§ **Data for the task**:
________________________
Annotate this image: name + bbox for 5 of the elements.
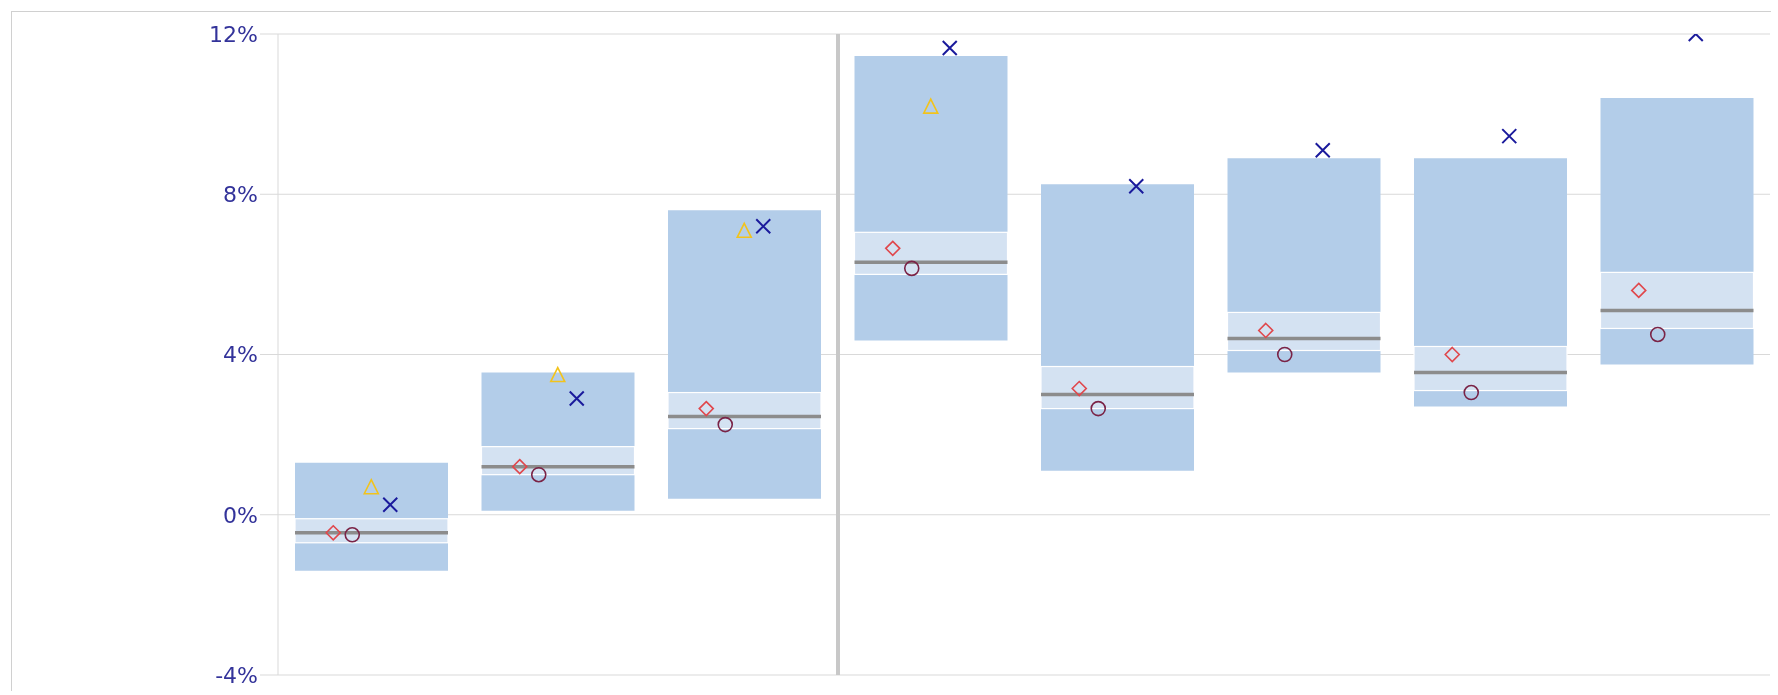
________________________
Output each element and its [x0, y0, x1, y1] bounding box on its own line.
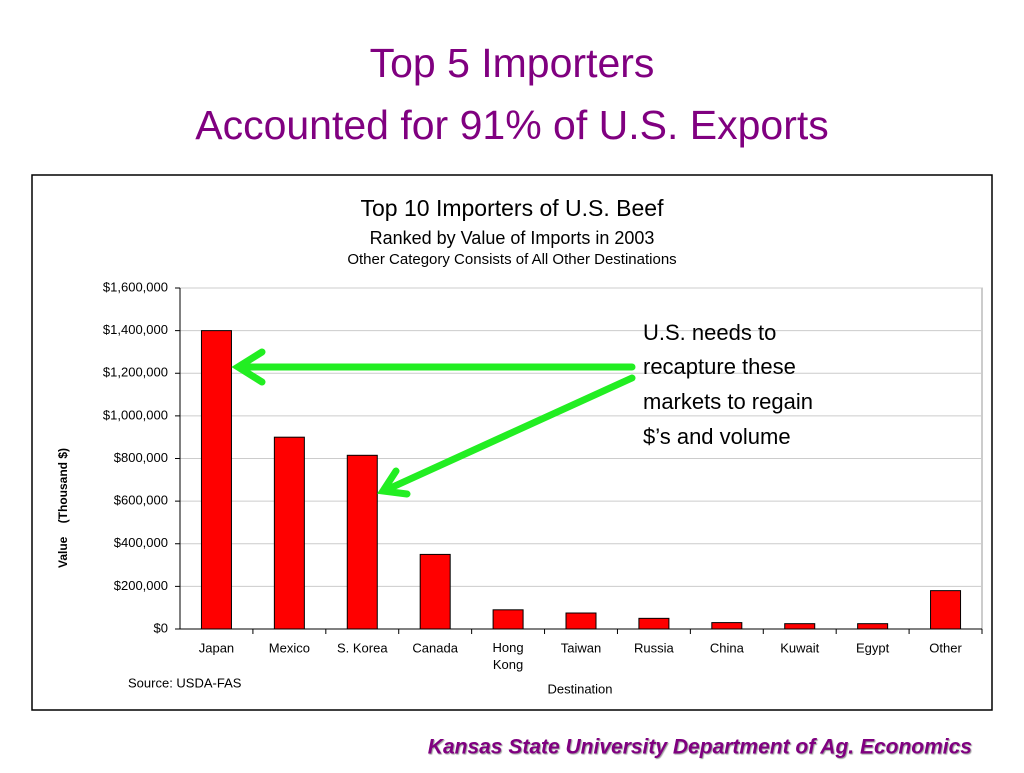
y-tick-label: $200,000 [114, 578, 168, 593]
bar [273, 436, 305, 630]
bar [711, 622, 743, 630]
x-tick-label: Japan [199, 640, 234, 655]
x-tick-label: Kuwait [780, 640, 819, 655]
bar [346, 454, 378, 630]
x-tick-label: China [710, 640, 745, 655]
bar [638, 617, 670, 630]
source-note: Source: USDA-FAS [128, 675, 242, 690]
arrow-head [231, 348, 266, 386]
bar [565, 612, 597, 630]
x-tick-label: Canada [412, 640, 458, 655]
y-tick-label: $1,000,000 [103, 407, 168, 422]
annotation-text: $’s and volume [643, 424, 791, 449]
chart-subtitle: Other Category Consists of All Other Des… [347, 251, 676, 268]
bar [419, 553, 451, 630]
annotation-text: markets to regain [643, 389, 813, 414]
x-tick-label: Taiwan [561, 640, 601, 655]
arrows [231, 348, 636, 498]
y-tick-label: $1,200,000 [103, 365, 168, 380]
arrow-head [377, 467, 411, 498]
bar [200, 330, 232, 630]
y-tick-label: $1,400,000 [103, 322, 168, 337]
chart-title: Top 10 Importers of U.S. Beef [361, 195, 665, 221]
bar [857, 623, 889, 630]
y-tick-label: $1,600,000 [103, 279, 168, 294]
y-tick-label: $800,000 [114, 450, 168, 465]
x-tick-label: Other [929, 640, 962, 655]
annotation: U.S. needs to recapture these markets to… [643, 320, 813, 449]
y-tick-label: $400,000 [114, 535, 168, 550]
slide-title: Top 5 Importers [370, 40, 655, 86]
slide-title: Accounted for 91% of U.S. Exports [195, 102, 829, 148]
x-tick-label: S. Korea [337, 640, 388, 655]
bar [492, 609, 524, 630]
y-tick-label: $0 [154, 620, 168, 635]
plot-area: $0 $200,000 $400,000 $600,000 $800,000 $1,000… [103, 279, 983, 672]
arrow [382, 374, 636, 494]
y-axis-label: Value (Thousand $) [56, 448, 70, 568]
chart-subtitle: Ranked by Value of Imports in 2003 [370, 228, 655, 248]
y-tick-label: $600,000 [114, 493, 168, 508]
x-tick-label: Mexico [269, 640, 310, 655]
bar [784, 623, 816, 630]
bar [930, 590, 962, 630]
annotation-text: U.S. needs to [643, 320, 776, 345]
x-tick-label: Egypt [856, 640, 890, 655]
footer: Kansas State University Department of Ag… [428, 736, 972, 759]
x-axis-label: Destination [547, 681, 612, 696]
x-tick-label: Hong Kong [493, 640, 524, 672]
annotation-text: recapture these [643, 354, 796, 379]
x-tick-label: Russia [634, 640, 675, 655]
________________________
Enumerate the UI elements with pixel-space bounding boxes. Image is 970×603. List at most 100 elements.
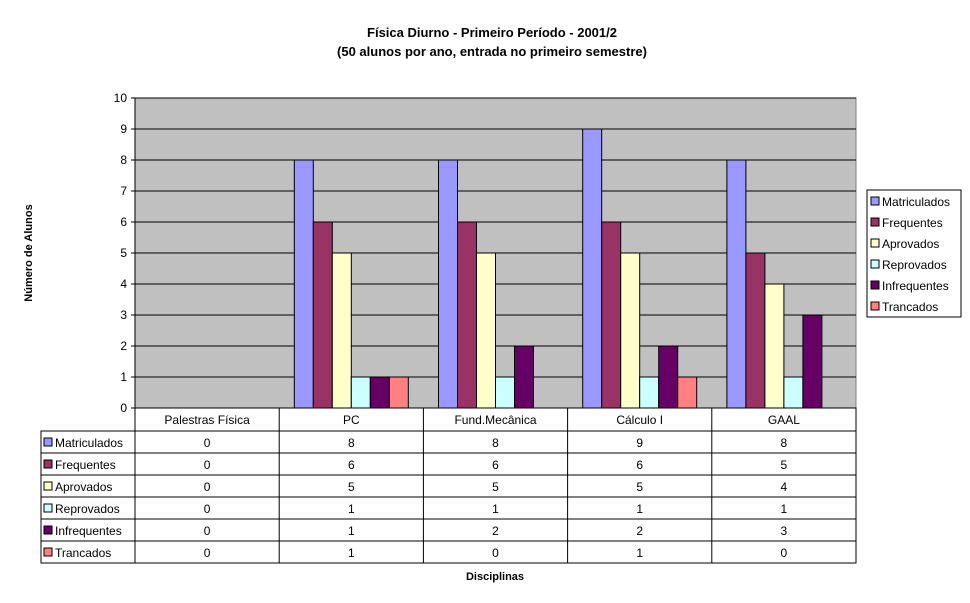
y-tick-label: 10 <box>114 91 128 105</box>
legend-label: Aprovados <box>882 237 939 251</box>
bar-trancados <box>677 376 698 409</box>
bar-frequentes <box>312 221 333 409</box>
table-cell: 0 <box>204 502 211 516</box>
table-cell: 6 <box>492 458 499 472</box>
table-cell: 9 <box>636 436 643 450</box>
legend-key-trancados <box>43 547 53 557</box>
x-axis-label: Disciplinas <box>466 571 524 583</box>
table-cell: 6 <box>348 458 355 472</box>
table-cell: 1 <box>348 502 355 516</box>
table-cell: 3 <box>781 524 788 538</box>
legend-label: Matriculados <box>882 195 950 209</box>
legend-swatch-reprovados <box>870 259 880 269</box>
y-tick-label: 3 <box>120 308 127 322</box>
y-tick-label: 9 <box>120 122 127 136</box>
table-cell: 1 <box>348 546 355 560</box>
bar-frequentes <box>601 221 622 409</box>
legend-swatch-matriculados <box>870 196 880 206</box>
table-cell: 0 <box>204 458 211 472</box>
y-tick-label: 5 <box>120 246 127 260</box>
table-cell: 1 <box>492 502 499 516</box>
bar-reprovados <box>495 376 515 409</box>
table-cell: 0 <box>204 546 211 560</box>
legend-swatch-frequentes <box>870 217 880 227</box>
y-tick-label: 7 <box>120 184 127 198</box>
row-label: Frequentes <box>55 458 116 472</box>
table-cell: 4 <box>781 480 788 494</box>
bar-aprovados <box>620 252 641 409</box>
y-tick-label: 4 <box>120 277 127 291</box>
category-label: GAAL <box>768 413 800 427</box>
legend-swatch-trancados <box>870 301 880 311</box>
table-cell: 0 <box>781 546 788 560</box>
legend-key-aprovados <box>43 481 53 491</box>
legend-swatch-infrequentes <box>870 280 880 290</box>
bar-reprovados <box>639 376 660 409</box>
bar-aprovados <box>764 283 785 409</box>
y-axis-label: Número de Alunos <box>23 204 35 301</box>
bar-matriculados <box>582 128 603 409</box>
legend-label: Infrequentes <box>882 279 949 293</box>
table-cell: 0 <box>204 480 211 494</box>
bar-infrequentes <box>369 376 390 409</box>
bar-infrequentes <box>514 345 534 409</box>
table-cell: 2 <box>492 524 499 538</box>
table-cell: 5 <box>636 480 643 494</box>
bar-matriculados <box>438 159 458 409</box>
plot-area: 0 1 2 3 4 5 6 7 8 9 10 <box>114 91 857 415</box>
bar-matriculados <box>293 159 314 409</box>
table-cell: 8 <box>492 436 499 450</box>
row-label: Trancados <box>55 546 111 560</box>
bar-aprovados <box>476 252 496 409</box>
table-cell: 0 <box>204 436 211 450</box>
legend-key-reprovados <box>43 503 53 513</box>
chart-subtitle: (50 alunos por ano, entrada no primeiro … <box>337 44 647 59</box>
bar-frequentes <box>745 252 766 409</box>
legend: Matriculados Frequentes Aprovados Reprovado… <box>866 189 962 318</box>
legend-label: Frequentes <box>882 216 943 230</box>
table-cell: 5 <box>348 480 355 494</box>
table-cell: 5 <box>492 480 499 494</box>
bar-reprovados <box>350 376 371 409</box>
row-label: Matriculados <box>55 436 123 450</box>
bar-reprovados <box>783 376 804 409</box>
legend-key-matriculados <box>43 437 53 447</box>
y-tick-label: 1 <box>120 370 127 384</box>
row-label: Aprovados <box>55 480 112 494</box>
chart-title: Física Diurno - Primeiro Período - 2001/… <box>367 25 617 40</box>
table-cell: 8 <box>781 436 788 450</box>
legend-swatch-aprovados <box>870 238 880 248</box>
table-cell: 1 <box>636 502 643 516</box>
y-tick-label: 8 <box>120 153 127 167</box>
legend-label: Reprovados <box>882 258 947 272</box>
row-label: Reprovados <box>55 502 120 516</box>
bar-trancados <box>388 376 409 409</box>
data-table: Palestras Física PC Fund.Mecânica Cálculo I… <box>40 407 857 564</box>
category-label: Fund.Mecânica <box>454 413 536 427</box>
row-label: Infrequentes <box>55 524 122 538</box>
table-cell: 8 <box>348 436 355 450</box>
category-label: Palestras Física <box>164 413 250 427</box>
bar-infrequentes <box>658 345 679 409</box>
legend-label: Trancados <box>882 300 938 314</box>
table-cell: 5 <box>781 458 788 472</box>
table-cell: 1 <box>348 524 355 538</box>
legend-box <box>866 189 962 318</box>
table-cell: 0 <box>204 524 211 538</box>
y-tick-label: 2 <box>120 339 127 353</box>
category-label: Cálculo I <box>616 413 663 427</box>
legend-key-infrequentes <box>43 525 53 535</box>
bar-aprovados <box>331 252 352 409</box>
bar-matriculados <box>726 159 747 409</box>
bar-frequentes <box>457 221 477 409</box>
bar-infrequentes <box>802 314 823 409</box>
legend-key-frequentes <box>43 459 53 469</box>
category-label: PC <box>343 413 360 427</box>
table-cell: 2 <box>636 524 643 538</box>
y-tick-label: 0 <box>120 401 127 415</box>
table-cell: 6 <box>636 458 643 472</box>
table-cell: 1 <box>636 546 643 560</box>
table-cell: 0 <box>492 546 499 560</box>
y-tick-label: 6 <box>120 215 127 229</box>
________________________
§ **Brief**: Transcribe the lines of material beginning with the line that contains "Output each element" and ending with the line that contains "x-tick-label: Other [929, 640, 962, 655]", including both of those lines. Omit the pictures from your answer.

§ **Exercise solution**:
Output each element and its [x0, y0, x1, y1] bounding box on its own line.
y-tick-label: $200,000 [114, 578, 168, 593]
bar [273, 436, 305, 630]
bar [711, 622, 743, 630]
x-tick-label: Japan [199, 640, 234, 655]
x-tick-label: Kuwait [780, 640, 819, 655]
bar [346, 454, 378, 630]
x-tick-label: China [710, 640, 745, 655]
bar [638, 617, 670, 630]
source-note: Source: USDA-FAS [128, 675, 242, 690]
arrow-head [231, 348, 266, 386]
bar [565, 612, 597, 630]
x-tick-label: Canada [412, 640, 458, 655]
y-tick-label: $1,000,000 [103, 407, 168, 422]
annotation-text: $’s and volume [643, 424, 791, 449]
chart-subtitle: Other Category Consists of All Other Des… [347, 251, 676, 268]
bar [419, 553, 451, 630]
annotation-text: markets to regain [643, 389, 813, 414]
x-tick-label: Taiwan [561, 640, 601, 655]
arrows [231, 348, 636, 498]
y-tick-label: $1,200,000 [103, 365, 168, 380]
arrow-head [377, 467, 411, 498]
bar [200, 330, 232, 630]
y-tick-label: $1,400,000 [103, 322, 168, 337]
chart-title: Top 10 Importers of U.S. Beef [361, 195, 665, 221]
bar [857, 623, 889, 630]
y-tick-label: $1,600,000 [103, 279, 168, 294]
y-tick-label: $800,000 [114, 450, 168, 465]
x-tick-label: Other [929, 640, 962, 655]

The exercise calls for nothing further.